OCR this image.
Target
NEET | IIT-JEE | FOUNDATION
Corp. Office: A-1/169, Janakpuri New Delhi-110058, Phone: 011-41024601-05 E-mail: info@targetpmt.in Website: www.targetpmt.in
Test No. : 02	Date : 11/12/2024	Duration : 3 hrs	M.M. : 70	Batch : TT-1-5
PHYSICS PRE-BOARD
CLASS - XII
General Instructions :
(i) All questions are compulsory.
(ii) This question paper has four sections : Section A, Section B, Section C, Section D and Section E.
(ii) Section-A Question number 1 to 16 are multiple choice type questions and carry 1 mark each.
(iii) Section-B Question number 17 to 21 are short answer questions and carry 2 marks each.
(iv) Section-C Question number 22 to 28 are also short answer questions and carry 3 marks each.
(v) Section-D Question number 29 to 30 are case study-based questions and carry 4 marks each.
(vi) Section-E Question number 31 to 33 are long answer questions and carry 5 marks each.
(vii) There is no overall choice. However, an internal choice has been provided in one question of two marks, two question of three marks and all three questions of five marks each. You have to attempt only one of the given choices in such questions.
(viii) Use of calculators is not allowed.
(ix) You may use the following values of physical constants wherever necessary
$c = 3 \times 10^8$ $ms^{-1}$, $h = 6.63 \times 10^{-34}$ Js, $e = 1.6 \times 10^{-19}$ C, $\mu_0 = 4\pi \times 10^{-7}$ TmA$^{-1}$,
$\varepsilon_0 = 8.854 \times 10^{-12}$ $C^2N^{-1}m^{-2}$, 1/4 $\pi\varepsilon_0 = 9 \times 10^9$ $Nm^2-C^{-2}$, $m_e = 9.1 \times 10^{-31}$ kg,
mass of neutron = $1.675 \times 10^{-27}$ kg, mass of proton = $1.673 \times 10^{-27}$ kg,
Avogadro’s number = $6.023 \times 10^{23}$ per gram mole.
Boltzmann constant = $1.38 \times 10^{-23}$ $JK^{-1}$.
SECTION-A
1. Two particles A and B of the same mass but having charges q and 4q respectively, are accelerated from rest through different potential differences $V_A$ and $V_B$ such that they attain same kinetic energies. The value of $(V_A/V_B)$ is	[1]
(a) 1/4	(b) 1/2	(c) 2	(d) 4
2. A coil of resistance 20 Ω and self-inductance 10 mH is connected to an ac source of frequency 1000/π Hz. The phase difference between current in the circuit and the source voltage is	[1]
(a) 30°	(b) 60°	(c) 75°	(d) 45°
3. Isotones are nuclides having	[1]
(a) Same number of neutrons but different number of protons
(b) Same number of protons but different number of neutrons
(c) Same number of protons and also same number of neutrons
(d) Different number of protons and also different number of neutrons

______

### [WHAT IS NEEDED]
Look through the entries above and list every line containing "answer".

### [REPLY]
(iii) Section-B Question number 17 to 21 are short answer questions and carry 2 marks each.
(iv) Section-C Question number 22 to 28 are also short answer questions and carry 3 marks each.
(vi) Section-E Question number 31 to 33 are long answer questions and carry 5 marks each.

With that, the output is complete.